## Your objective
Output all entries precisely and leave out the pictures.
- - -
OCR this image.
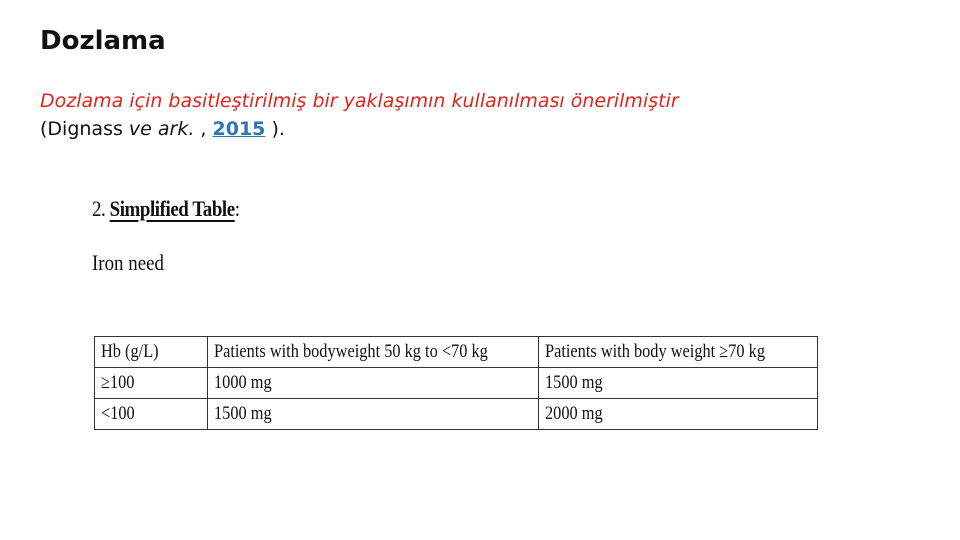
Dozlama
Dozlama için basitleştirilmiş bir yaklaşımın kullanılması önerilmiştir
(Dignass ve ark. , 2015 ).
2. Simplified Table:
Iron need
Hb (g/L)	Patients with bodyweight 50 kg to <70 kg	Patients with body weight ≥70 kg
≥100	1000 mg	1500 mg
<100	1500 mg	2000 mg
- - -
## Finished task
OCR this image.
Dozlama
Dozlama için basitleştirilmiş bir yaklaşımın kullanılması önerilmiştir
(Dignass ve ark. , 2015 ).
2. Simplified Table:
Iron need
Hb (g/L)	Patients with bodyweight 50 kg to <70 kg	Patients with body weight ≥70 kg
≥100	1000 mg	1500 mg
<100	1500 mg	2000 mg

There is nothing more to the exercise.